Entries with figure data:
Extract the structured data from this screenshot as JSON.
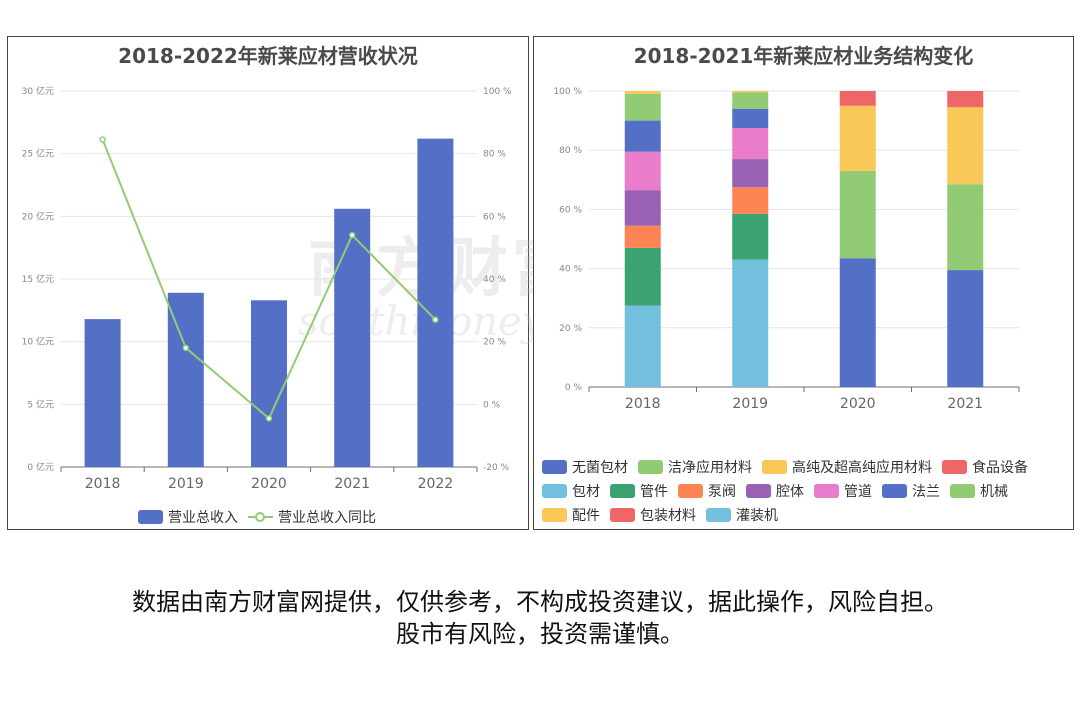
{
  "chart_data": [
    {
      "type": "bar+line",
      "title": "2018-2022年新莱应材营收状况",
      "categories": [
        "2018",
        "2019",
        "2020",
        "2021",
        "2022"
      ],
      "series": [
        {
          "name": "营业总收入",
          "type": "bar",
          "axis": "left",
          "color": "#5470c6",
          "values": [
            11.8,
            13.9,
            13.3,
            20.6,
            26.2
          ]
        },
        {
          "name": "营业总收入同比",
          "type": "line",
          "axis": "right",
          "color": "#91cc75",
          "values": [
            84.5,
            18.0,
            -4.5,
            54.0,
            27.0
          ]
        }
      ],
      "y_left": {
        "min": 0,
        "max": 30,
        "ticks": [
          0,
          5,
          10,
          15,
          20,
          25,
          30
        ],
        "suffix": " 亿元"
      },
      "y_right": {
        "min": -20,
        "max": 100,
        "ticks": [
          -20,
          0,
          20,
          40,
          60,
          80,
          100
        ],
        "suffix": " %"
      },
      "grid": true,
      "legend": "bottom-center"
    },
    {
      "type": "stacked-bar",
      "title": "2018-2021年新莱应材业务结构变化",
      "categories": [
        "2018",
        "2019",
        "2020",
        "2021"
      ],
      "y": {
        "min": 0,
        "max": 100,
        "ticks": [
          0,
          20,
          40,
          60,
          80,
          100
        ],
        "suffix": " %"
      },
      "grid": true,
      "legend": "bottom",
      "series": [
        {
          "name": "无菌包材",
          "color": "#5470c6",
          "values": [
            0,
            0,
            0,
            0
          ]
        },
        {
          "name": "洁净应用材料",
          "color": "#91cc75",
          "values": [
            0,
            0,
            0,
            0
          ]
        },
        {
          "name": "高纯及超高纯应用材料",
          "color": "#fac858",
          "values": [
            0,
            0,
            0,
            0
          ]
        },
        {
          "name": "食品设备",
          "color": "#ee6666",
          "values": [
            0,
            0,
            0,
            0
          ]
        },
        {
          "name": "包材",
          "color": "#73c0de",
          "values": [
            27.5,
            43,
            0,
            0
          ]
        },
        {
          "name": "管件",
          "color": "#3ba272",
          "values": [
            19.5,
            15.5,
            0,
            0
          ]
        },
        {
          "name": "泵阀",
          "color": "#fc8452",
          "values": [
            7.5,
            9,
            0,
            0
          ]
        },
        {
          "name": "腔体",
          "color": "#9a60b4",
          "values": [
            12,
            9.5,
            0,
            0
          ]
        },
        {
          "name": "管道",
          "color": "#ea7ccc",
          "values": [
            13,
            10.5,
            0,
            0
          ]
        },
        {
          "name": "法兰",
          "color": "#5470c6",
          "values": [
            10.5,
            6.5,
            43.5,
            39.5
          ]
        },
        {
          "name": "机械",
          "color": "#91cc75",
          "values": [
            9,
            5.5,
            29.5,
            29
          ]
        },
        {
          "name": "配件",
          "color": "#fac858",
          "values": [
            1,
            0.5,
            22,
            26
          ]
        },
        {
          "name": "包装材料",
          "color": "#ee6666",
          "values": [
            0,
            0,
            5,
            5.5
          ]
        },
        {
          "name": "灌装机",
          "color": "#73c0de",
          "values": [
            0,
            0,
            0,
            0
          ]
        }
      ]
    }
  ],
  "watermark": {
    "cn": "南方财富网",
    "en": "southmoney.com"
  },
  "disclaimer": {
    "line1": "数据由南方财富网提供，仅供参考，不构成投资建议，据此操作，风险自担。",
    "line2": "股市有风险，投资需谨慎。"
  }
}
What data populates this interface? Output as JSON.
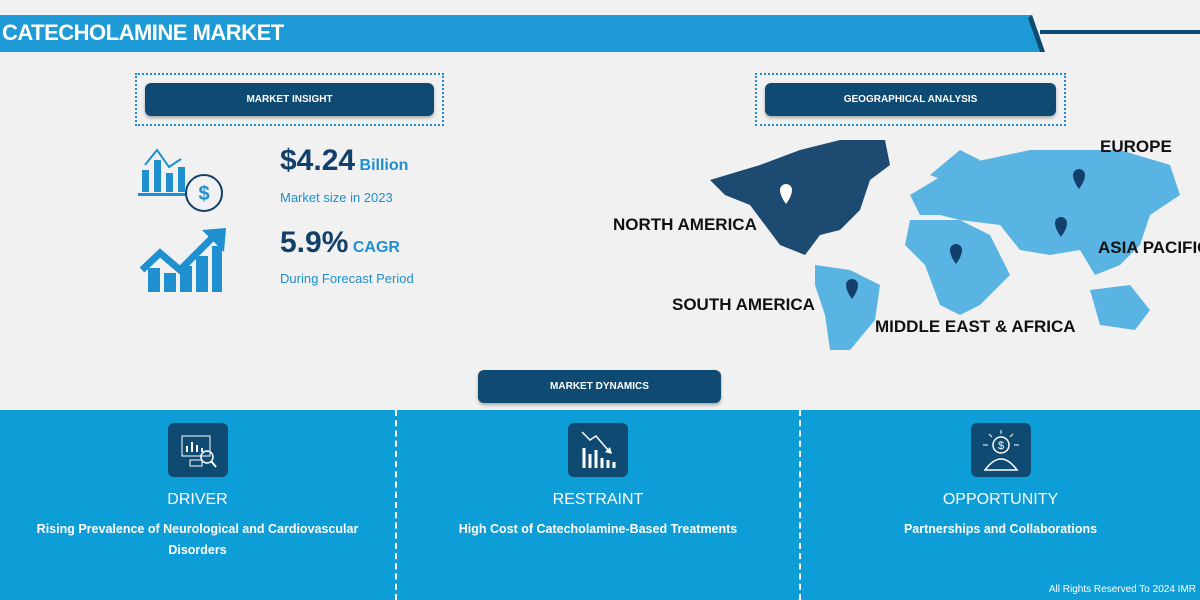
{
  "header": {
    "title": "CATECHOLAMINE MARKET"
  },
  "market_insight": {
    "label": "MARKET INSIGHT",
    "market_size": "$4.24",
    "market_size_unit": "Billion",
    "market_size_caption": "Market size in 2023",
    "cagr": "5.9%",
    "cagr_unit": "CAGR",
    "cagr_caption": "During Forecast Period"
  },
  "geographical_analysis": {
    "label": "GEOGRAPHICAL ANALYSIS",
    "regions": [
      "NORTH AMERICA",
      "EUROPE",
      "ASIA PACIFIC",
      "SOUTH AMERICA",
      "MIDDLE EAST & AFRICA"
    ],
    "highlight_color": "#1c4a70",
    "region_color": "#5ab4e3"
  },
  "market_dynamics": {
    "label": "MARKET DYNAMICS",
    "items": [
      {
        "title": "DRIVER",
        "description": "Rising Prevalence of Neurological and Cardiovascular Disorders",
        "icon": "chart-magnifier-icon"
      },
      {
        "title": "RESTRAINT",
        "description": "High Cost of Catecholamine-Based Treatments",
        "icon": "declining-chart-icon"
      },
      {
        "title": "OPPORTUNITY",
        "description": "Partnerships and Collaborations",
        "icon": "lightbulb-dollar-icon"
      }
    ]
  },
  "footer": {
    "copyright": "All Rights Reserved To 2024 IMR"
  },
  "colors": {
    "primary": "#1e9ad6",
    "dark": "#0f4a72"
  }
}
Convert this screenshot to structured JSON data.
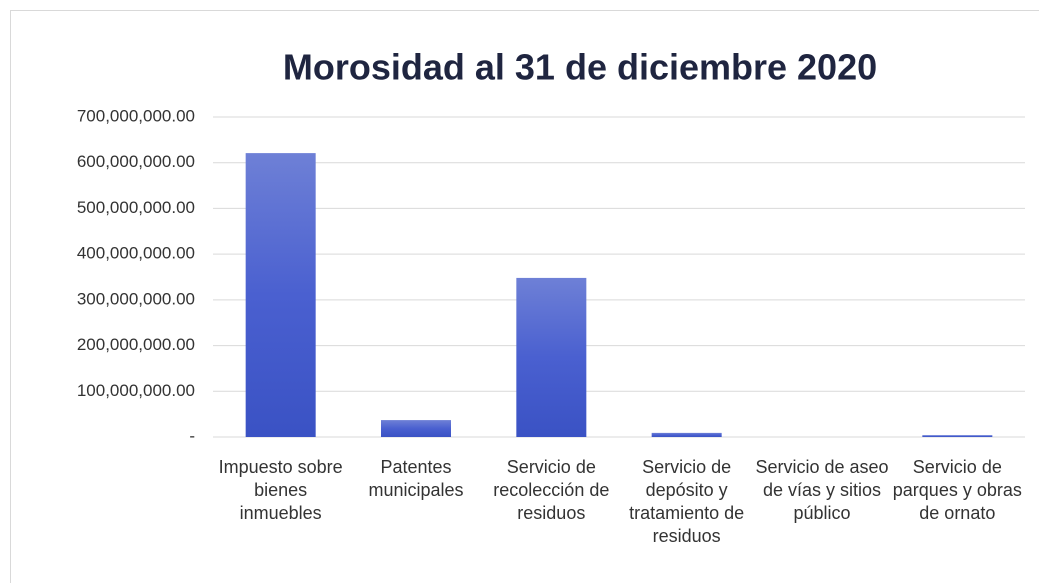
{
  "chart_data": {
    "type": "bar",
    "title": "Morosidad al 31 de diciembre 2020",
    "categories": [
      "Impuesto sobre bienes inmuebles",
      "Patentes municipales",
      "Servicio de recolección de residuos",
      "Servicio de depósito y tratamiento de residuos",
      "Servicio de aseo de vías y sitios público",
      "Servicio de parques y obras de ornato"
    ],
    "values": [
      621000000,
      37000000,
      348000000,
      9000000,
      0,
      4000000
    ],
    "color": "#4a63cc",
    "ylim": [
      0,
      700000000
    ],
    "yticks": [
      {
        "value": 0,
        "label": "-"
      },
      {
        "value": 100000000,
        "label": "100,000,000.00"
      },
      {
        "value": 200000000,
        "label": "200,000,000.00"
      },
      {
        "value": 300000000,
        "label": "300,000,000.00"
      },
      {
        "value": 400000000,
        "label": "400,000,000.00"
      },
      {
        "value": 500000000,
        "label": "500,000,000.00"
      },
      {
        "value": 600000000,
        "label": "600,000,000.00"
      },
      {
        "value": 700000000,
        "label": "700,000,000.00"
      }
    ],
    "grid": true
  }
}
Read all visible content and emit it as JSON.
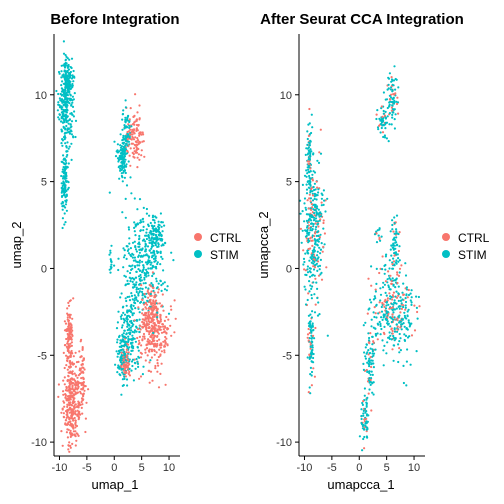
{
  "chart_data": [
    {
      "type": "scatter",
      "title": "Before Integration",
      "xlabel": "umap_1",
      "ylabel": "umap_2",
      "xlim": [
        -11,
        12
      ],
      "ylim": [
        -10.8,
        13.5
      ],
      "xticks": [
        -10,
        -5,
        0,
        5,
        10
      ],
      "xtick_labels": [
        "-10",
        "-5",
        "0",
        "5",
        "10"
      ],
      "yticks": [
        -10,
        -5,
        0,
        5,
        10
      ],
      "ytick_labels": [
        "-10",
        "-5",
        "0",
        "5",
        "10"
      ],
      "grid": false,
      "legend": {
        "position": "right",
        "entries": [
          {
            "label": "CTRL",
            "color": "#F8766D"
          },
          {
            "label": "STIM",
            "color": "#00BFC4"
          }
        ]
      },
      "clusters": [
        {
          "series": "STIM",
          "center": [
            -8.8,
            9.5
          ],
          "spread": [
            0.7,
            1.2
          ],
          "weight": 1.0
        },
        {
          "series": "STIM",
          "center": [
            -8.4,
            11.0
          ],
          "spread": [
            0.4,
            0.5
          ],
          "weight": 0.35
        },
        {
          "series": "STIM",
          "center": [
            -9.1,
            4.8
          ],
          "spread": [
            0.3,
            1.1
          ],
          "weight": 0.45
        },
        {
          "series": "STIM",
          "center": [
            1.5,
            6.5
          ],
          "spread": [
            0.5,
            0.6
          ],
          "weight": 0.45
        },
        {
          "series": "STIM",
          "center": [
            2.3,
            8.0
          ],
          "spread": [
            0.4,
            0.6
          ],
          "weight": 0.25
        },
        {
          "series": "CTRL",
          "center": [
            3.8,
            7.5
          ],
          "spread": [
            0.9,
            0.8
          ],
          "weight": 0.45
        },
        {
          "series": "STIM",
          "center": [
            5.5,
            0.4
          ],
          "spread": [
            2.0,
            1.5
          ],
          "weight": 1.3
        },
        {
          "series": "STIM",
          "center": [
            7.8,
            2.0
          ],
          "spread": [
            0.7,
            0.5
          ],
          "weight": 0.3
        },
        {
          "series": "STIM",
          "center": [
            3.0,
            -3.5
          ],
          "spread": [
            1.0,
            1.3
          ],
          "weight": 0.7
        },
        {
          "series": "STIM",
          "center": [
            1.5,
            -5.0
          ],
          "spread": [
            0.5,
            0.7
          ],
          "weight": 0.35
        },
        {
          "series": "CTRL",
          "center": [
            7.3,
            -3.8
          ],
          "spread": [
            1.5,
            1.0
          ],
          "weight": 1.0
        },
        {
          "series": "CTRL",
          "center": [
            6.8,
            -2.2
          ],
          "spread": [
            0.8,
            0.7
          ],
          "weight": 0.4
        },
        {
          "series": "CTRL",
          "center": [
            2.0,
            -5.5
          ],
          "spread": [
            0.5,
            0.5
          ],
          "weight": 0.25
        },
        {
          "series": "CTRL",
          "center": [
            -7.8,
            -7.8
          ],
          "spread": [
            0.8,
            1.2
          ],
          "weight": 1.1
        },
        {
          "series": "CTRL",
          "center": [
            -8.2,
            -4.2
          ],
          "spread": [
            0.35,
            1.0
          ],
          "weight": 0.5
        },
        {
          "series": "CTRL",
          "center": [
            -6.0,
            -6.5
          ],
          "spread": [
            0.5,
            1.0
          ],
          "weight": 0.3
        },
        {
          "series": "STIM",
          "center": [
            -0.6,
            0.3
          ],
          "spread": [
            0.15,
            0.35
          ],
          "weight": 0.05
        }
      ],
      "series": [
        {
          "name": "CTRL",
          "color": "#F8766D"
        },
        {
          "name": "STIM",
          "color": "#00BFC4"
        }
      ]
    },
    {
      "type": "scatter",
      "title": "After Seurat CCA Integration",
      "xlabel": "umapcca_1",
      "ylabel": "umapcca_2",
      "xlim": [
        -11,
        12
      ],
      "ylim": [
        -10.8,
        13.5
      ],
      "xticks": [
        -10,
        -5,
        0,
        5,
        10
      ],
      "xtick_labels": [
        "-10",
        "-5",
        "0",
        "5",
        "10"
      ],
      "yticks": [
        -10,
        -5,
        0,
        5,
        10
      ],
      "ytick_labels": [
        "-10",
        "-5",
        "0",
        "5",
        "10"
      ],
      "grid": false,
      "legend": {
        "position": "right",
        "entries": [
          {
            "label": "CTRL",
            "color": "#F8766D"
          },
          {
            "label": "STIM",
            "color": "#00BFC4"
          }
        ]
      },
      "clusters": [
        {
          "series": "MIX",
          "center": [
            -8.3,
            2.2
          ],
          "spread": [
            1.0,
            2.0
          ],
          "weight": 1.3
        },
        {
          "series": "MIX",
          "center": [
            -9.1,
            6.2
          ],
          "spread": [
            0.25,
            1.2
          ],
          "weight": 0.3
        },
        {
          "series": "MIX",
          "center": [
            -8.8,
            -4.5
          ],
          "spread": [
            0.3,
            1.2
          ],
          "weight": 0.3
        },
        {
          "series": "MIX",
          "center": [
            6.0,
            9.8
          ],
          "spread": [
            0.5,
            0.7
          ],
          "weight": 0.3
        },
        {
          "series": "MIX",
          "center": [
            4.5,
            8.5
          ],
          "spread": [
            0.6,
            0.5
          ],
          "weight": 0.2
        },
        {
          "series": "MIX",
          "center": [
            6.0,
            -2.5
          ],
          "spread": [
            2.0,
            1.3
          ],
          "weight": 1.3
        },
        {
          "series": "MIX",
          "center": [
            6.5,
            1.0
          ],
          "spread": [
            0.4,
            1.0
          ],
          "weight": 0.3
        },
        {
          "series": "MIX",
          "center": [
            2.0,
            -5.5
          ],
          "spread": [
            0.5,
            1.0
          ],
          "weight": 0.3
        },
        {
          "series": "MIX",
          "center": [
            1.0,
            -8.8
          ],
          "spread": [
            0.35,
            0.7
          ],
          "weight": 0.25
        },
        {
          "series": "MIX",
          "center": [
            3.5,
            2.0
          ],
          "spread": [
            0.3,
            0.4
          ],
          "weight": 0.05
        }
      ],
      "series": [
        {
          "name": "CTRL",
          "color": "#F8766D"
        },
        {
          "name": "STIM",
          "color": "#00BFC4"
        }
      ]
    }
  ]
}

**TASK TO COMPLETE**
What is the number of lines in these records that contain "screenshot"? Reply with the number only.

**REPLY TO THE EXERCISE**
2